[Entries with figure data]
--------------------------------

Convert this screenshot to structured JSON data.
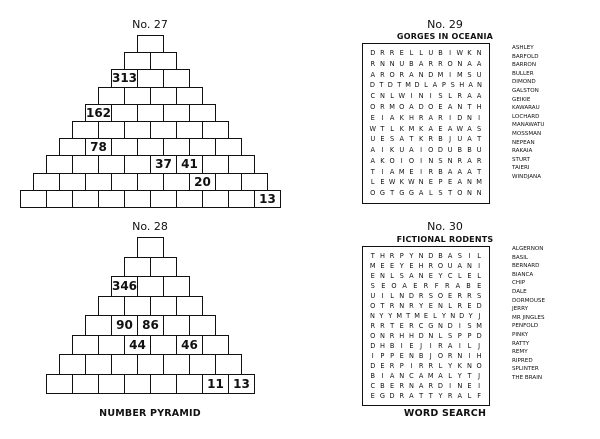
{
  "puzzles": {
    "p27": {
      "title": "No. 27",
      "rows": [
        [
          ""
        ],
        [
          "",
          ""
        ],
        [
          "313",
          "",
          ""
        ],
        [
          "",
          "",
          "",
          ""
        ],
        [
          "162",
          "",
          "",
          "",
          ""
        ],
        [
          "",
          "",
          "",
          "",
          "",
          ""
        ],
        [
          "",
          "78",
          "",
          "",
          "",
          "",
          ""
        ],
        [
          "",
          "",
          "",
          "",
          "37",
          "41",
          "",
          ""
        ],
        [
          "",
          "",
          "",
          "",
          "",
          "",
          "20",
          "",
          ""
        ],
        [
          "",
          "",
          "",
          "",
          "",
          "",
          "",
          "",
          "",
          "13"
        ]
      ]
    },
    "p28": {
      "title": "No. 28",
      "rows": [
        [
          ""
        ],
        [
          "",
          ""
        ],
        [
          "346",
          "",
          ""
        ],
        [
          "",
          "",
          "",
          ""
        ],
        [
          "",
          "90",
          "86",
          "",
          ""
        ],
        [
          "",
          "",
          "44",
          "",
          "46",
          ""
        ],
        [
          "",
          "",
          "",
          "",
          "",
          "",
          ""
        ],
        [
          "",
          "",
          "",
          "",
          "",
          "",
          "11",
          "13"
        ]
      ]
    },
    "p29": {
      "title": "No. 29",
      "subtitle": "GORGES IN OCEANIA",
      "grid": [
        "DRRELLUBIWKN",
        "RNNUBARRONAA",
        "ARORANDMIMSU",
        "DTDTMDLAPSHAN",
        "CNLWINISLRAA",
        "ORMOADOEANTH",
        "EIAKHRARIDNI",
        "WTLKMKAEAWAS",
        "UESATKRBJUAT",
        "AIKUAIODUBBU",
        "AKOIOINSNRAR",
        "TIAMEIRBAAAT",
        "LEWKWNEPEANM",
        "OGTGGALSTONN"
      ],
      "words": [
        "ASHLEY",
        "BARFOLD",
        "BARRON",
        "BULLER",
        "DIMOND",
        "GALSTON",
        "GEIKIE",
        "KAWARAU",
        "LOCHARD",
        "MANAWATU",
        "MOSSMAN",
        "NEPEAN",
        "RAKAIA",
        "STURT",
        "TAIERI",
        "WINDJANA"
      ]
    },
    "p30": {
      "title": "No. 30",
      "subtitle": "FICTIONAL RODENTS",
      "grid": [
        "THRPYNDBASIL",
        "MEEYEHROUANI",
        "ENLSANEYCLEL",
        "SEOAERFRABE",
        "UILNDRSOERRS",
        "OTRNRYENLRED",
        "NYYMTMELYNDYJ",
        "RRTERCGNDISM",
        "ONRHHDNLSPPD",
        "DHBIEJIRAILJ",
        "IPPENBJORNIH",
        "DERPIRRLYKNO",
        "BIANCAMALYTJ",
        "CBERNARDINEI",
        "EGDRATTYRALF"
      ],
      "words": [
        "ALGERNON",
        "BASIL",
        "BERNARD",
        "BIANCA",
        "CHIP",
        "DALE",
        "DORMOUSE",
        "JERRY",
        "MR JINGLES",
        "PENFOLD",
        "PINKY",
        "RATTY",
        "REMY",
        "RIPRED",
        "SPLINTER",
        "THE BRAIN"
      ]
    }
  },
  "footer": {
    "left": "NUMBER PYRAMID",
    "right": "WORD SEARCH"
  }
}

--------------------------------

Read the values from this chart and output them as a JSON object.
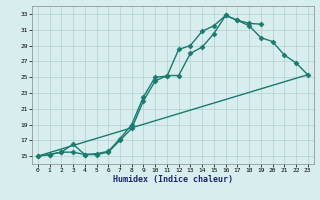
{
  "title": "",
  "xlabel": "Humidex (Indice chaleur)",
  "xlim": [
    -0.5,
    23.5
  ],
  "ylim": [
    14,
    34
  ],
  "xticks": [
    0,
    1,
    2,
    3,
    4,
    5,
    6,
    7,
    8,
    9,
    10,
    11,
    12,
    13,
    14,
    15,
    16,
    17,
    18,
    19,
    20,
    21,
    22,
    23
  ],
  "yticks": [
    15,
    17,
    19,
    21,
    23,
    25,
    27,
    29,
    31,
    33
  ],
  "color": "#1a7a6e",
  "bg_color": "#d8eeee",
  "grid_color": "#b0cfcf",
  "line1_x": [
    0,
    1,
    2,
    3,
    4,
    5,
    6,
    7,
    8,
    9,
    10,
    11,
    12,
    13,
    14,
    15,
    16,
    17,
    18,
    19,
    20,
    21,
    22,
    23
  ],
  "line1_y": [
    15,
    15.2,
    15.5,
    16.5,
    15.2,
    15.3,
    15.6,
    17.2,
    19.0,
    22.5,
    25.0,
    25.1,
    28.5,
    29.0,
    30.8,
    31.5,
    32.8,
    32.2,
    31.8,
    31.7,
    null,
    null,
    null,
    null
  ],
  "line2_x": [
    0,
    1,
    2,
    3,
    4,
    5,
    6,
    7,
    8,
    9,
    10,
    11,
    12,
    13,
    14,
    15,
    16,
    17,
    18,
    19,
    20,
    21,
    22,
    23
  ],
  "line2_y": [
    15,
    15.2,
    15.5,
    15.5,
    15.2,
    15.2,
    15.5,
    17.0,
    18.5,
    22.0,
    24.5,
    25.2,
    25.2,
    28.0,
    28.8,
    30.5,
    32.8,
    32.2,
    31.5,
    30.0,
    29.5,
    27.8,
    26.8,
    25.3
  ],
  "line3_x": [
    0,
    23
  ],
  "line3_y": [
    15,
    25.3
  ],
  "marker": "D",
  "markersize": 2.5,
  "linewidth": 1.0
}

--------------------------------

Make a copy of each line that contains the string "this".

Convert this screenshot to structured JSON data.
Read the values from this chart and output them as a JSON object.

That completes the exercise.